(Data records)
┌──

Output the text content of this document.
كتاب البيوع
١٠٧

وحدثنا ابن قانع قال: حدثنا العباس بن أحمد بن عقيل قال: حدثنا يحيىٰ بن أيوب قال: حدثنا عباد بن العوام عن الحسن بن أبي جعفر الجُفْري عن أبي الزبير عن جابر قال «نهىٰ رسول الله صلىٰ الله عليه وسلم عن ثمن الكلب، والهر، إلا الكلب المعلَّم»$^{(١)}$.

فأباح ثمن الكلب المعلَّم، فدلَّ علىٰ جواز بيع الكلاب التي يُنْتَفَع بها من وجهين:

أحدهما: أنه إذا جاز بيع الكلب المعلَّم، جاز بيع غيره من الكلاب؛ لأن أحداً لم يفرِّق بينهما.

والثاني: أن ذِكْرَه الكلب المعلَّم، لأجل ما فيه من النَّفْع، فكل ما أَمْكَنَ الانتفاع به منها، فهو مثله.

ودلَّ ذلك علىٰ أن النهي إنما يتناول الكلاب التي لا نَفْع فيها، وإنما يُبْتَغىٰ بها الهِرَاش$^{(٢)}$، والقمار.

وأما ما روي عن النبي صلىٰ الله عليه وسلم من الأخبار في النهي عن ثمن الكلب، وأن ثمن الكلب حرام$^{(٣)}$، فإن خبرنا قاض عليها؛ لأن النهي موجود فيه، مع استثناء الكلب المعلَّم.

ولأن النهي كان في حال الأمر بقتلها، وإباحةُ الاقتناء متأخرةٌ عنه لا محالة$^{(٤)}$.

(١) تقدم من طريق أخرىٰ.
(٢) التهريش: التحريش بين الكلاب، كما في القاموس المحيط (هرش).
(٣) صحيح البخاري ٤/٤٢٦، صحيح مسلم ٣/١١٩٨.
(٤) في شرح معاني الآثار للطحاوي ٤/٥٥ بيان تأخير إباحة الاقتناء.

└──
┌──

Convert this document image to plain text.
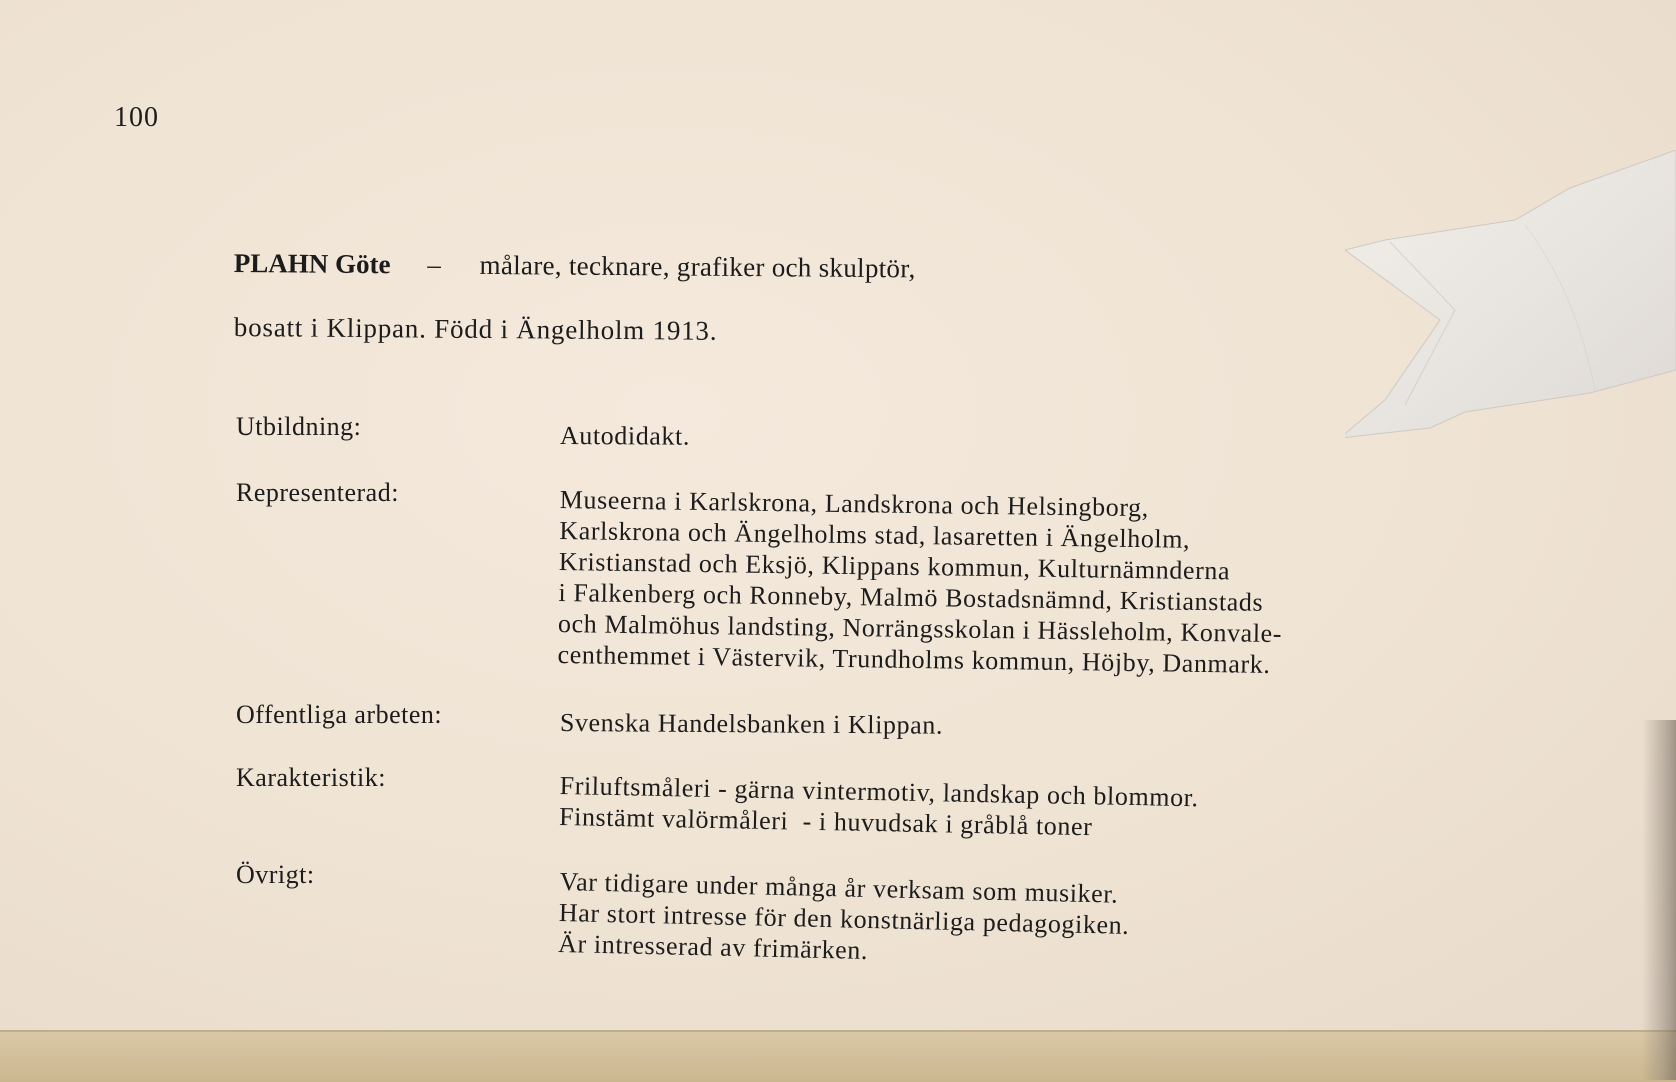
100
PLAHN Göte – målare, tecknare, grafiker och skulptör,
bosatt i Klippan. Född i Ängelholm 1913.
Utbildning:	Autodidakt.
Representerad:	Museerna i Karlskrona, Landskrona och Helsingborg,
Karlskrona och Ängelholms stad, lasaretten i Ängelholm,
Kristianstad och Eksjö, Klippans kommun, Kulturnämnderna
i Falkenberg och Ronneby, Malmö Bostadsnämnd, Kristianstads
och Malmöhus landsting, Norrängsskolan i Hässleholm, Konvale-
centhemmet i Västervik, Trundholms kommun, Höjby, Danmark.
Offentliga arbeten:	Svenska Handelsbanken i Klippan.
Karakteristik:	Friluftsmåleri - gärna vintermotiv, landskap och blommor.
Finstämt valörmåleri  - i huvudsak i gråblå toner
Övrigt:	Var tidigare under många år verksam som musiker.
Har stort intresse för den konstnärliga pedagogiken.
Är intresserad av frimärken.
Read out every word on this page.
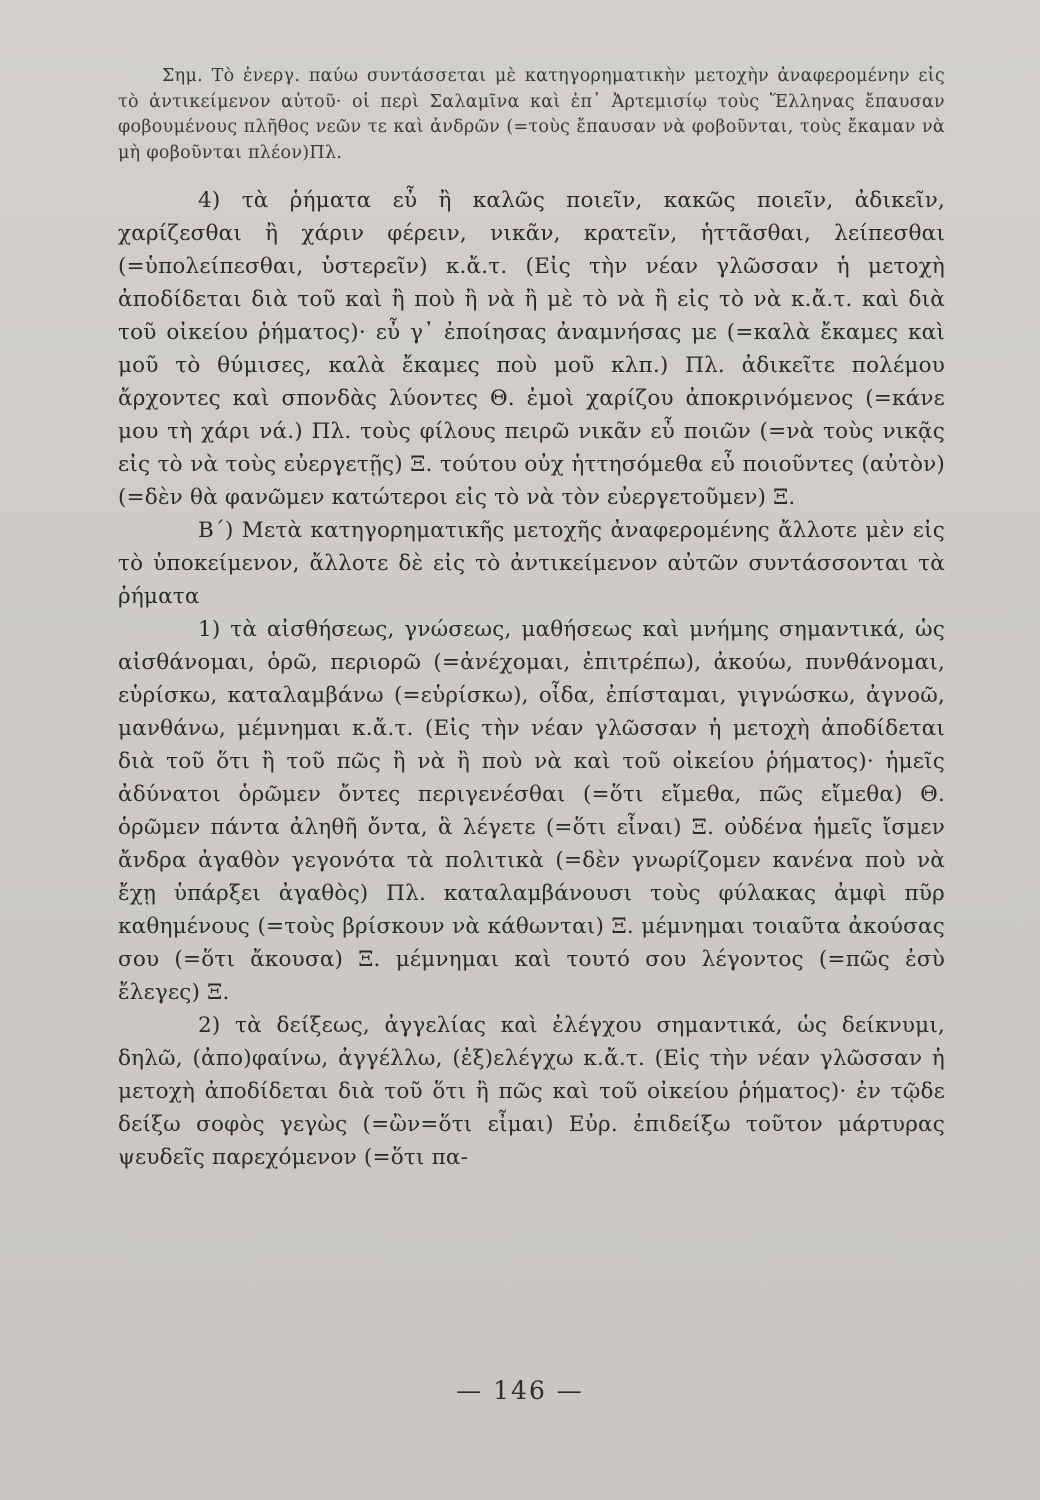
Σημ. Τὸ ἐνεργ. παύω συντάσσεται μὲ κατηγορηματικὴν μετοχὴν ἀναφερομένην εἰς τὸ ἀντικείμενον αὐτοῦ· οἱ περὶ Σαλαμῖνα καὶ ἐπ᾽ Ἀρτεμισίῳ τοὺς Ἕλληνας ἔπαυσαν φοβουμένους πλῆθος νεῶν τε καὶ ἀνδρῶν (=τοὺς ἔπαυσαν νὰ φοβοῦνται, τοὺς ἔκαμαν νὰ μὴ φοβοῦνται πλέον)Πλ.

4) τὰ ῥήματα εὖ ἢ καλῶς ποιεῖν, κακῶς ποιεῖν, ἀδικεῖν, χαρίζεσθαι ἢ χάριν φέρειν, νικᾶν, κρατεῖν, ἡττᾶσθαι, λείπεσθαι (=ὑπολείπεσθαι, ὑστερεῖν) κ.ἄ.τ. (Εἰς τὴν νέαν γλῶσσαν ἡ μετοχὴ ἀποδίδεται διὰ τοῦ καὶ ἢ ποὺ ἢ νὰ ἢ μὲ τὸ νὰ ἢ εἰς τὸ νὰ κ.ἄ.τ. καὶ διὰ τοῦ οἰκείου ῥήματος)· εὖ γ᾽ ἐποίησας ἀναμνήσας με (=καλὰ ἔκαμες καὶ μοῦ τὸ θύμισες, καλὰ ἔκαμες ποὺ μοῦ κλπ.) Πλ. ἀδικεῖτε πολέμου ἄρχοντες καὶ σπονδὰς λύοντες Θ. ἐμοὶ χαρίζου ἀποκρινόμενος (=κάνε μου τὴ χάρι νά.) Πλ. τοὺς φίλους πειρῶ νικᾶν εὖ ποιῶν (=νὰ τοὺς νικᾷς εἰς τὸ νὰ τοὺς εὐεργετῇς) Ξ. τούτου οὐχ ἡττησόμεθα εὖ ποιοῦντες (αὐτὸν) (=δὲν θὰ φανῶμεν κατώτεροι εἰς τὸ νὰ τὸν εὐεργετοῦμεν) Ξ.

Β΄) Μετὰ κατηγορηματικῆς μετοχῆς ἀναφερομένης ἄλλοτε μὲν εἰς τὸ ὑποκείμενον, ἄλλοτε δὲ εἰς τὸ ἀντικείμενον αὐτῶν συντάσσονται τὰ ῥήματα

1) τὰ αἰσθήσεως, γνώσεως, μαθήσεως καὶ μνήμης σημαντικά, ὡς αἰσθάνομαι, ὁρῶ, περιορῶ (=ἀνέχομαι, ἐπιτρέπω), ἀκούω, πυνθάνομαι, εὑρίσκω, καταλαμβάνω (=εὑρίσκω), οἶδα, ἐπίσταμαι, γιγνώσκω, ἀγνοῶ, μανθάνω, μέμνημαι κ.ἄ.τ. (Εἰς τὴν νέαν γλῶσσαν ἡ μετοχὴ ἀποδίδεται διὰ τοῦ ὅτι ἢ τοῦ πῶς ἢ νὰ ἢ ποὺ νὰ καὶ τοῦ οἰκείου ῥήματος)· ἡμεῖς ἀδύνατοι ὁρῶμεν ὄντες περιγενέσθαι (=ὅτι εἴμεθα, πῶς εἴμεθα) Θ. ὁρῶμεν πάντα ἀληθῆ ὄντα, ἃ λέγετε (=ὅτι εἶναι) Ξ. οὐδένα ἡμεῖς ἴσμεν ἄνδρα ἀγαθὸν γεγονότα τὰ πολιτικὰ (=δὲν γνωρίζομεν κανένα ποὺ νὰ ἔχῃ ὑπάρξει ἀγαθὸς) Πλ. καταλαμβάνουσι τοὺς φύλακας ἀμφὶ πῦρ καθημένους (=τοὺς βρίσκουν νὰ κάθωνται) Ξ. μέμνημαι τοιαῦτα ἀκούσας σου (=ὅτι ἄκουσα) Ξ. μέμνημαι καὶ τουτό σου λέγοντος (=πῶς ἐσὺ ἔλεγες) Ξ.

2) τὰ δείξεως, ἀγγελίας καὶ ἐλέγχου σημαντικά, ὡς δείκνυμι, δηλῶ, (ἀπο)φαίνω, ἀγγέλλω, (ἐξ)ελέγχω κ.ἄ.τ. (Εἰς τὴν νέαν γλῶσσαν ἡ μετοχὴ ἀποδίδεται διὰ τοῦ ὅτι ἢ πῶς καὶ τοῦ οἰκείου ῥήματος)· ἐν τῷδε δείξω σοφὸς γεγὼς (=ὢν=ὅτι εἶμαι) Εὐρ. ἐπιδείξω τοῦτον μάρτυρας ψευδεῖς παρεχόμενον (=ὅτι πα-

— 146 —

└──

▸ Set exercise: Where a line above includes "الكلاب", copy that line.

▸ Written solution:
فأباح ثمن الكلب المعلَّم، فدلَّ علىٰ جواز بيع الكلاب التي يُنْتَفَع بها من وجهين:
أحدهما: أنه إذا جاز بيع الكلب المعلَّم، جاز بيع غيره من الكلاب؛ لأن أحداً لم يفرِّق بينهما.
ودلَّ ذلك علىٰ أن النهي إنما يتناول الكلاب التي لا نَفْع فيها، وإنما يُبْتَغىٰ بها الهِرَاش$^{(٢)}$، والقمار.
(٢) التهريش: التحريش بين الكلاب، كما في القاموس المحيط (هرش).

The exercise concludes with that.